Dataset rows
────────

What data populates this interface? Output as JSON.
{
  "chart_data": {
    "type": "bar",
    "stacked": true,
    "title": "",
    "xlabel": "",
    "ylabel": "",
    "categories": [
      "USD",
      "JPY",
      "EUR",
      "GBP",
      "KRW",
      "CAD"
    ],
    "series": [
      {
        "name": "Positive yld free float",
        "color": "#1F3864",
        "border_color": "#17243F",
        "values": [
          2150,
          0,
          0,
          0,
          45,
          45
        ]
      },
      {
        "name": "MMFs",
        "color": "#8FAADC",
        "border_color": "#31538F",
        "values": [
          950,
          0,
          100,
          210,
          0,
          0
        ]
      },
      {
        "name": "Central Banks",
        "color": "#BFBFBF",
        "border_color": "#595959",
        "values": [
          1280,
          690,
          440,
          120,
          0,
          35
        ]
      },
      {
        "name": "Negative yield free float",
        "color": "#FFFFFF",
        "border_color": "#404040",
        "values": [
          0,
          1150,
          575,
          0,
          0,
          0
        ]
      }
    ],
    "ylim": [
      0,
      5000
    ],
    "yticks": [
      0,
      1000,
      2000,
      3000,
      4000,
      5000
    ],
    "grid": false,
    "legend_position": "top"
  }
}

────────

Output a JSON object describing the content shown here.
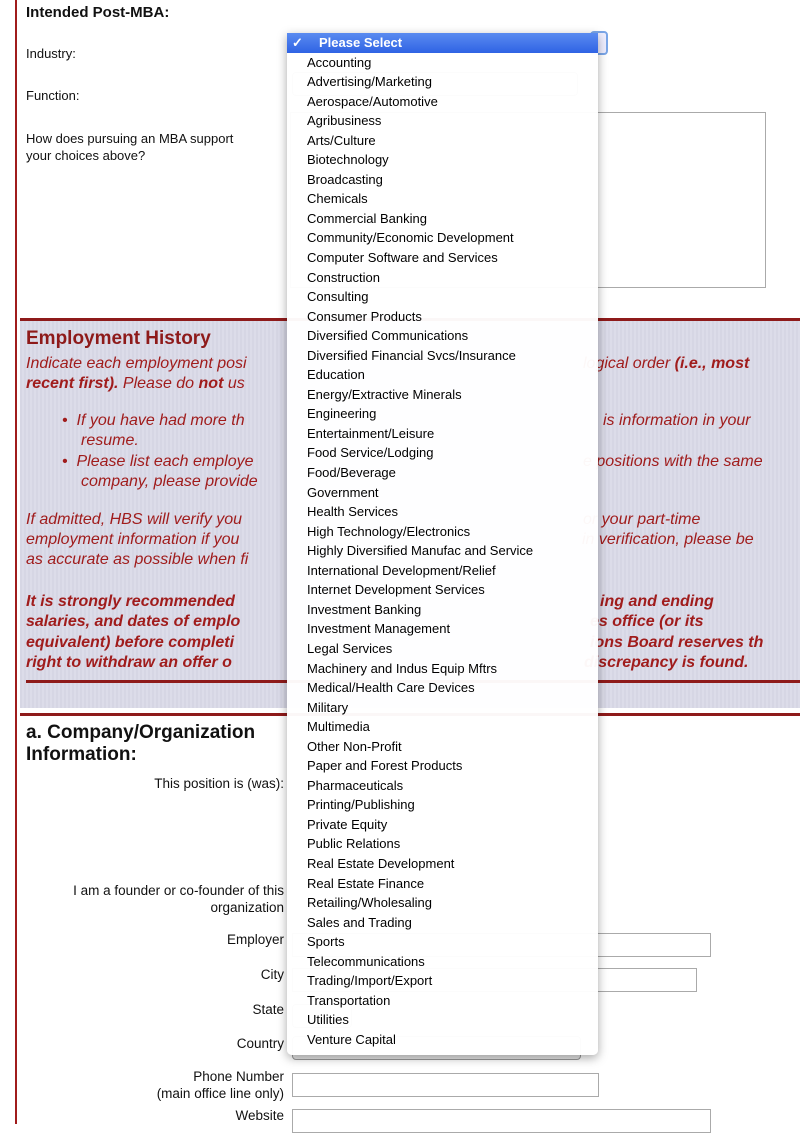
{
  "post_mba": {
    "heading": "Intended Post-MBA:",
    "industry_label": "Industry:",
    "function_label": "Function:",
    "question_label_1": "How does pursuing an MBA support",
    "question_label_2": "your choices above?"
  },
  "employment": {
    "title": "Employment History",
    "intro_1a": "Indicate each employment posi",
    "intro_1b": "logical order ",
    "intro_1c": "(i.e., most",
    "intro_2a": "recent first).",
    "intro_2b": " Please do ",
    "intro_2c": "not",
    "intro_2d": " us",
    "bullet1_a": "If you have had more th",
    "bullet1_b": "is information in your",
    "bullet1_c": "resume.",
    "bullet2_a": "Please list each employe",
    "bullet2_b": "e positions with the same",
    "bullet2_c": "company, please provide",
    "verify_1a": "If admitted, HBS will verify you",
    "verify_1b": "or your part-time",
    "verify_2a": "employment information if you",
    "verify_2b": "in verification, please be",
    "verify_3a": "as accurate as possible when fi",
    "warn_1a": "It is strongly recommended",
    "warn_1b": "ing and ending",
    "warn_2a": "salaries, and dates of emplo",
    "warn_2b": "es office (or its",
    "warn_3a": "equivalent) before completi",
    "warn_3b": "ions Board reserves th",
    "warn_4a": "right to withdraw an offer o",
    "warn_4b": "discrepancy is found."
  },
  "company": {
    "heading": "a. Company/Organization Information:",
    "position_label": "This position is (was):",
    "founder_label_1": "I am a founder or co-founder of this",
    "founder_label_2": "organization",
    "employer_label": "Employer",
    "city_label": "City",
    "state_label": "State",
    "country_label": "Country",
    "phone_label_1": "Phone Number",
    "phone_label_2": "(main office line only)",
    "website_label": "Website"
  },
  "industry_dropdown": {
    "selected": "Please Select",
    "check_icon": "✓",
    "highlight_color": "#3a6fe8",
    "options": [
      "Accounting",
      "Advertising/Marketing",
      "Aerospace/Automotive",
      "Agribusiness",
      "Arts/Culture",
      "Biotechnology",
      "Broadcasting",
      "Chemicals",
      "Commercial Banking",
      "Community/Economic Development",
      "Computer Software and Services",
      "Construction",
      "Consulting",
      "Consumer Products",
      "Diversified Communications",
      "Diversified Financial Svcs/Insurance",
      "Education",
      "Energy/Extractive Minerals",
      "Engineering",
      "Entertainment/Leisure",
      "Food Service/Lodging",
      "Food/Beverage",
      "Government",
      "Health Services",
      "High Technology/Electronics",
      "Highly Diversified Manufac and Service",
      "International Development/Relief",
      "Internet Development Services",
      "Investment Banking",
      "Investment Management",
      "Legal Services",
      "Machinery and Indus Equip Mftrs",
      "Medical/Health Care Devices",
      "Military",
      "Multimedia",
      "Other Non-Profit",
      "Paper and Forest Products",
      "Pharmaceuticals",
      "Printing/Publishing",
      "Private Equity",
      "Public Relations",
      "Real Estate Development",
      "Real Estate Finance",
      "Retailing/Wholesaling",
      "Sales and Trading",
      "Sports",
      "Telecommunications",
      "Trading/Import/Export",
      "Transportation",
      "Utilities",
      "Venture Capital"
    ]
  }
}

────────

• Problem requirements
Each line in the listing above either holds the string "Health" or does not; state how many do, giving the number only.

• The completed task
2